Given task —
Select from the data all lines with the word "visible".

Records to process —
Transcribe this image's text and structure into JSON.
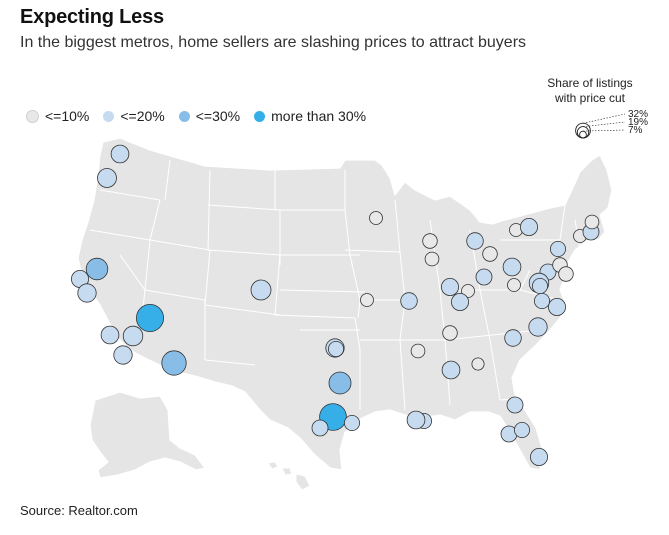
{
  "header": {
    "title": "Expecting Less",
    "subtitle": "In the biggest metros, home sellers are slashing prices to attract buyers"
  },
  "legend": {
    "items": [
      {
        "label": "<=10%",
        "color": "#e8e8e8"
      },
      {
        "label": "<=20%",
        "color": "#c6daf0"
      },
      {
        "label": "<=30%",
        "color": "#88bde8"
      },
      {
        "label": "more than 30%",
        "color": "#36aee8"
      }
    ]
  },
  "size_legend": {
    "title_line1": "Share of listings",
    "title_line2": "with price cut",
    "levels": [
      {
        "label": "32%",
        "value": 32
      },
      {
        "label": "19%",
        "value": 19
      },
      {
        "label": "7%",
        "value": 7
      }
    ]
  },
  "map": {
    "land_color": "#e5e5e5",
    "border_color": "#ffffff",
    "metros": [
      {
        "value": 15
      },
      {
        "value": 17
      },
      {
        "value": 22
      },
      {
        "value": 14
      },
      {
        "value": 16
      },
      {
        "value": 35
      },
      {
        "value": 18
      },
      {
        "value": 16
      },
      {
        "value": 15
      },
      {
        "value": 28
      },
      {
        "value": 19
      },
      {
        "value": 34
      },
      {
        "value": 12
      },
      {
        "value": 11
      },
      {
        "value": 16
      },
      {
        "value": 23
      },
      {
        "value": 8
      },
      {
        "value": 10
      },
      {
        "value": 9
      },
      {
        "value": 14
      },
      {
        "value": 8
      },
      {
        "value": 10
      },
      {
        "value": 12
      },
      {
        "value": 15
      },
      {
        "value": 13
      },
      {
        "value": 8
      },
      {
        "value": 14
      },
      {
        "value": 11
      },
      {
        "value": 12
      },
      {
        "value": 18
      },
      {
        "value": 10
      },
      {
        "value": 8
      },
      {
        "value": 12
      },
      {
        "value": 9
      },
      {
        "value": 14
      },
      {
        "value": 16
      },
      {
        "value": 13
      },
      {
        "value": 10
      },
      {
        "value": 13
      },
      {
        "value": 9
      },
      {
        "value": 8
      },
      {
        "value": 15
      },
      {
        "value": 7
      },
      {
        "value": 11
      },
      {
        "value": 12
      },
      {
        "value": 12
      },
      {
        "value": 11
      },
      {
        "value": 14
      },
      {
        "value": 11
      },
      {
        "value": 11
      },
      {
        "value": 8
      },
      {
        "value": 11
      },
      {
        "value": 15
      },
      {
        "value": 14
      },
      {
        "value": 10
      }
    ]
  },
  "source": "Source: Realtor.com"
}
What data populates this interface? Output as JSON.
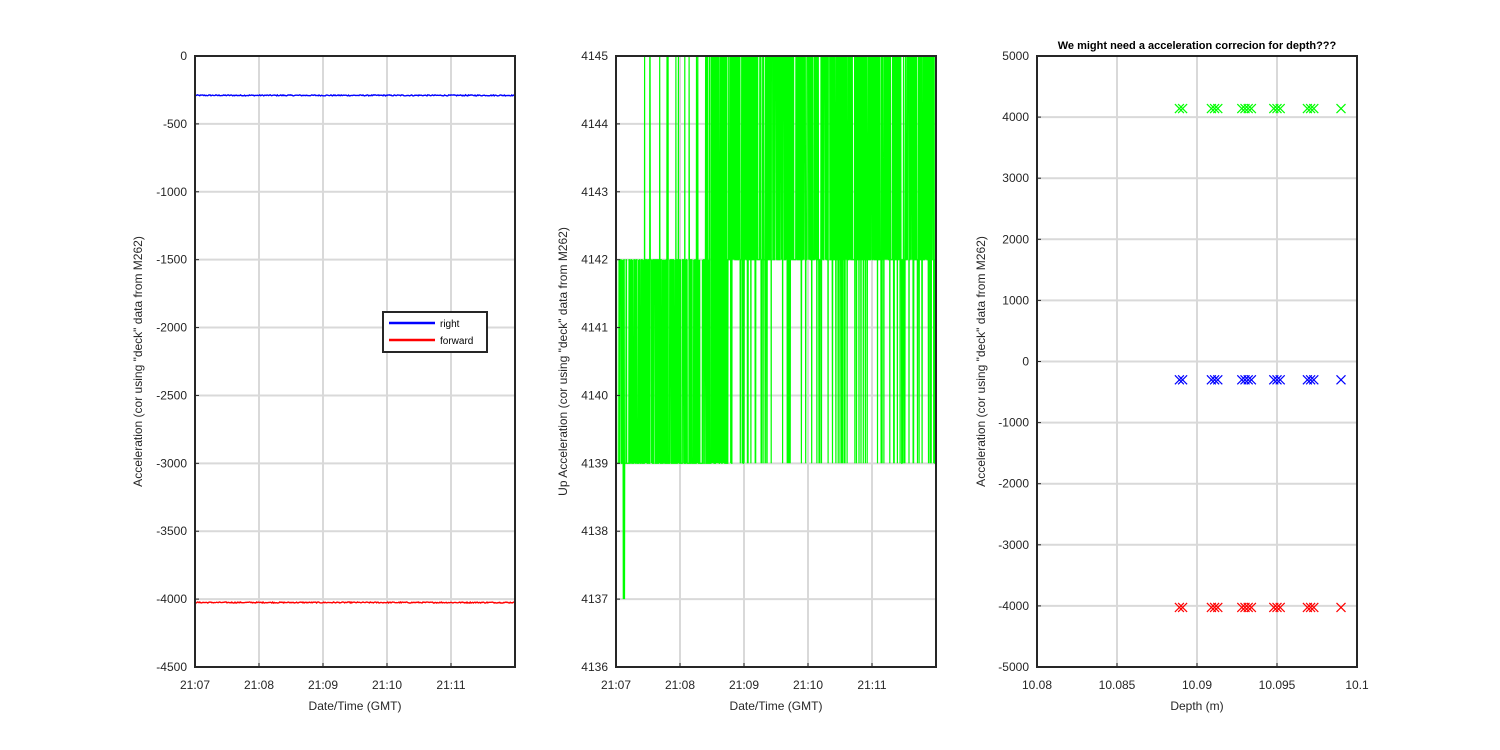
{
  "chart_data": [
    {
      "type": "line",
      "title": "",
      "xlabel": "Date/Time (GMT)",
      "ylabel": "Acceleration (cor using \"deck\" data from M262)",
      "xlim": [
        0,
        5
      ],
      "ylim": [
        -4500,
        0
      ],
      "x_tick_values": [
        0,
        1,
        2,
        3,
        4
      ],
      "x_tick_labels": [
        "21:07",
        "21:08",
        "21:09",
        "21:10",
        "21:11"
      ],
      "y_ticks": [
        0,
        -500,
        -1000,
        -1500,
        -2000,
        -2500,
        -3000,
        -3500,
        -4000,
        -4500
      ],
      "grid": true,
      "legend_position": "center-right",
      "series": [
        {
          "name": "right",
          "color": "#0000ff",
          "level": -290,
          "noise": 8
        },
        {
          "name": "forward",
          "color": "#ff0000",
          "level": -4025,
          "noise": 8
        }
      ]
    },
    {
      "type": "line",
      "title": "",
      "xlabel": "Date/Time (GMT)",
      "ylabel": "Up Acceleration (cor using \"deck\" data from M262)",
      "xlim": [
        0,
        5
      ],
      "ylim": [
        4136,
        4145
      ],
      "x_tick_values": [
        0,
        1,
        2,
        3,
        4
      ],
      "x_tick_labels": [
        "21:07",
        "21:08",
        "21:09",
        "21:10",
        "21:11"
      ],
      "y_ticks": [
        4136,
        4137,
        4138,
        4139,
        4140,
        4141,
        4142,
        4143,
        4144,
        4145
      ],
      "grid": true,
      "series": [
        {
          "color": "#00ff00",
          "levels": [
            4137,
            4139,
            4142,
            4145
          ]
        }
      ]
    },
    {
      "type": "scatter",
      "title": "We might need a acceleration correcion for depth???",
      "xlabel": "Depth (m)",
      "ylabel": "Acceleration (cor using \"deck\" data from M262)",
      "xlim": [
        10.08,
        10.1
      ],
      "ylim": [
        -5000,
        5000
      ],
      "x_ticks": [
        10.08,
        10.085,
        10.09,
        10.095,
        10.1
      ],
      "x_tick_labels": [
        "10.08",
        "10.085",
        "10.09",
        "10.095",
        "10.1"
      ],
      "y_ticks": [
        5000,
        4000,
        3000,
        2000,
        1000,
        0,
        -1000,
        -2000,
        -3000,
        -4000,
        -5000
      ],
      "grid": true,
      "marker": "x",
      "depths": [
        10.0889,
        10.0891,
        10.0909,
        10.0911,
        10.0913,
        10.0928,
        10.093,
        10.0932,
        10.0934,
        10.0948,
        10.095,
        10.0952,
        10.0969,
        10.0971,
        10.0973,
        10.099
      ],
      "series": [
        {
          "color": "#00ff00",
          "value": 4140
        },
        {
          "color": "#0000ff",
          "value": -300
        },
        {
          "color": "#ff0000",
          "value": -4025
        }
      ]
    }
  ]
}
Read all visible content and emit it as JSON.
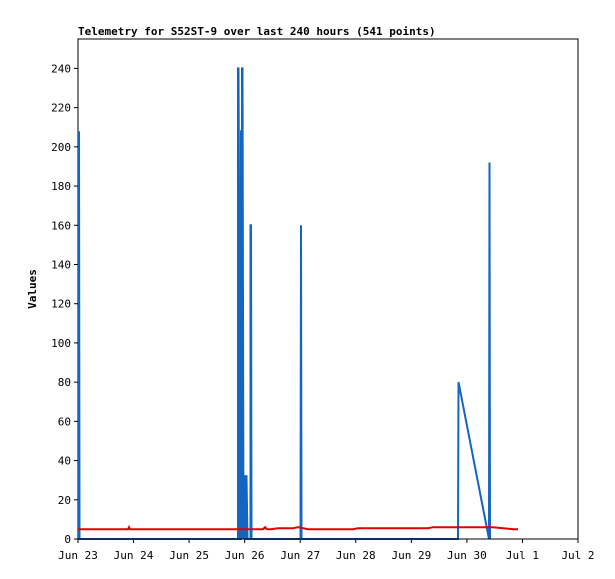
{
  "chart_data": {
    "type": "line",
    "title": "Telemetry for S52ST-9 over last 240 hours (541 points)",
    "xlabel": "",
    "ylabel": "Values",
    "ylim": [
      0,
      255
    ],
    "xlim_days": [
      0,
      10
    ],
    "x_ticks": [
      "Jun 23",
      "Jun 24",
      "Jun 25",
      "Jun 26",
      "Jun 27",
      "Jun 28",
      "Jun 29",
      "Jun 30",
      "Jul 1",
      "Jul 2"
    ],
    "y_ticks": [
      0,
      20,
      40,
      60,
      80,
      100,
      120,
      140,
      160,
      180,
      200,
      220,
      240
    ],
    "grid": false,
    "series": [
      {
        "color": "#1565c0",
        "x": [
          0.02,
          0.02,
          0.02,
          0.03,
          3.2,
          3.2,
          3.21,
          3.22,
          3.22,
          3.23,
          3.26,
          3.26,
          3.27,
          3.28,
          3.28,
          3.29,
          3.31,
          3.31,
          3.32,
          3.35,
          3.36,
          3.36,
          3.37,
          3.39,
          3.45,
          3.45,
          3.46,
          3.47,
          3.47,
          3.48,
          4.45,
          4.46,
          4.46,
          4.47,
          7.6,
          7.61,
          7.61,
          8.22,
          8.23,
          8.23,
          8.24
        ],
        "values": [
          0,
          208,
          208,
          0,
          0,
          240,
          240,
          177,
          177,
          0,
          0,
          208,
          208,
          0,
          240,
          240,
          0,
          32,
          32,
          0,
          0,
          32,
          32,
          0,
          0,
          160,
          160,
          0,
          0,
          0,
          0,
          160,
          160,
          0,
          0,
          80,
          80,
          0,
          192,
          192,
          0
        ]
      },
      {
        "color": "#e00000",
        "x": [
          0.0,
          1.0,
          1.02,
          1.04,
          1.06,
          2.0,
          3.0,
          3.2,
          3.5,
          3.7,
          3.74,
          3.78,
          3.85,
          4.0,
          4.3,
          4.4,
          4.6,
          5.0,
          5.5,
          5.6,
          6.0,
          6.5,
          7.0,
          7.1,
          7.5,
          8.0,
          8.3,
          8.5,
          8.7,
          8.8
        ],
        "values": [
          5,
          5,
          6,
          5,
          5,
          5,
          5,
          5,
          5,
          5,
          6,
          5,
          5,
          5.5,
          5.5,
          6,
          5,
          5,
          5,
          5.5,
          5.5,
          5.5,
          5.5,
          6,
          6,
          6,
          6,
          5.5,
          5,
          5
        ]
      }
    ]
  }
}
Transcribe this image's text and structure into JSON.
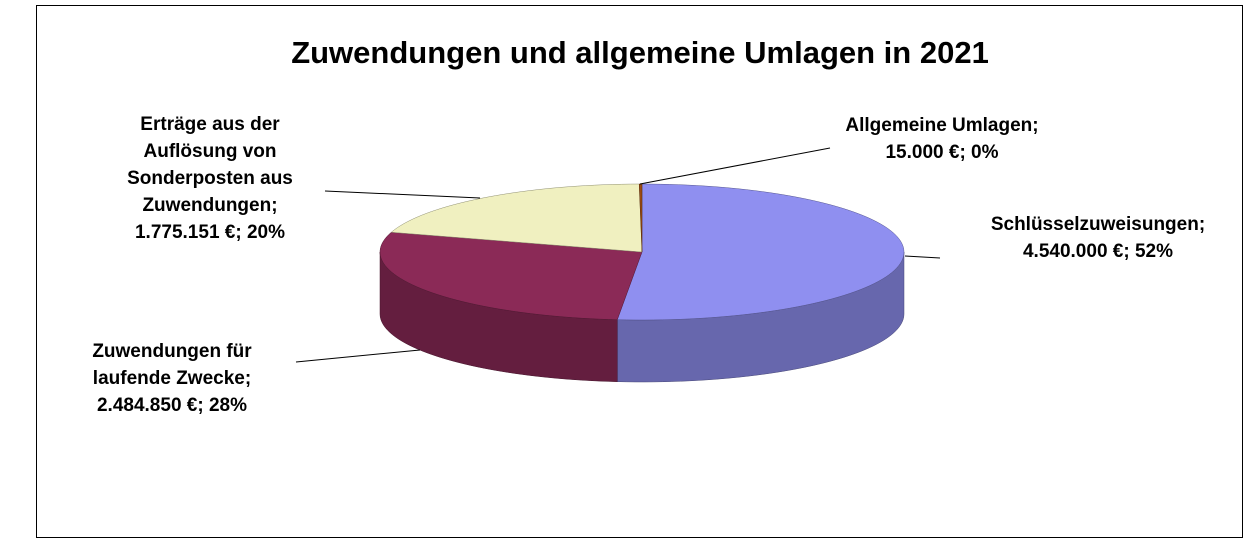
{
  "chart_data": {
    "type": "pie3d",
    "title": "Zuwendungen und allgemeine Umlagen in 2021",
    "categories": [
      "Schlüsselzuweisungen;",
      "Zuwendungen für laufende Zwecke;",
      "Erträge aus der Auflösung von Sonderposten aus Zuwendungen;",
      "Allgemeine Umlagen;"
    ],
    "values": [
      4540000,
      2484850,
      1775151,
      15000
    ],
    "value_labels": [
      "4.540.000 €; 52%",
      "2.484.850 €; 28%",
      "1.775.151 €; 20%",
      "15.000 €; 0%"
    ],
    "colors": [
      "#8f8ff0",
      "#8b2a57",
      "#f0f0c0",
      "#9a4a10"
    ]
  }
}
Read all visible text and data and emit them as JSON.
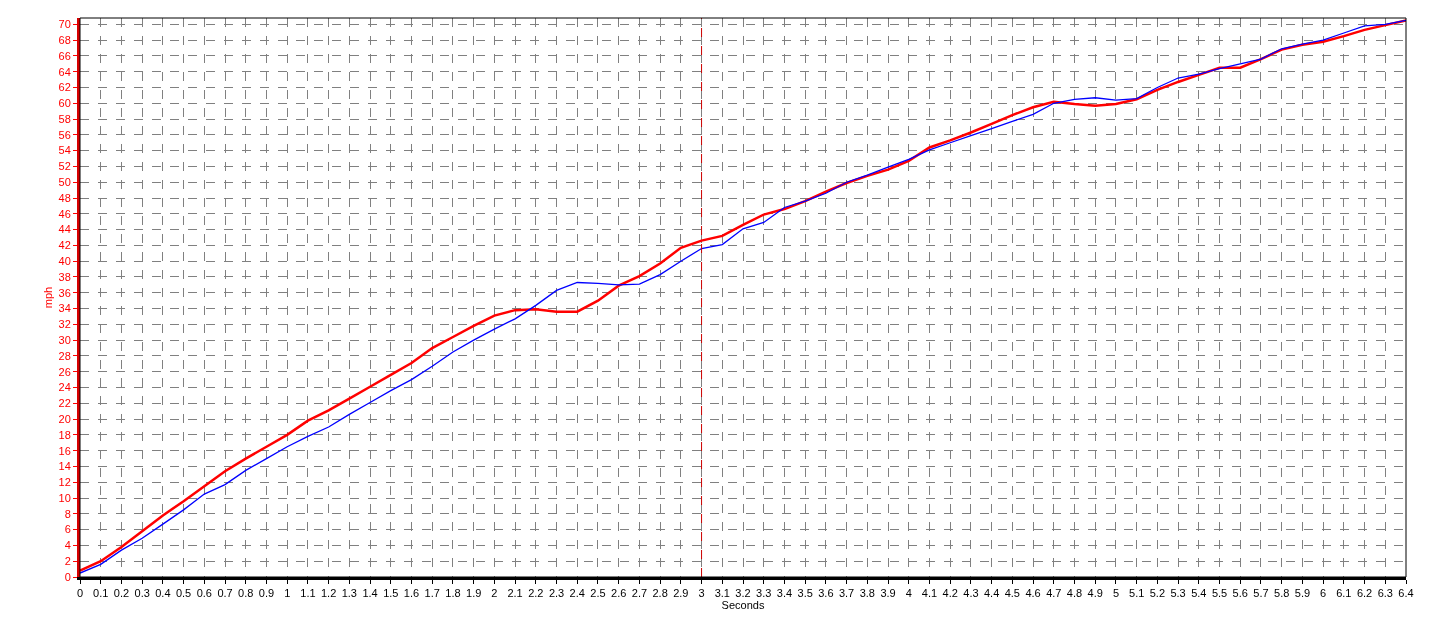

Full response —
Read all visible content and emit it as JSON.
Read all visible text and data and emit them as JSON.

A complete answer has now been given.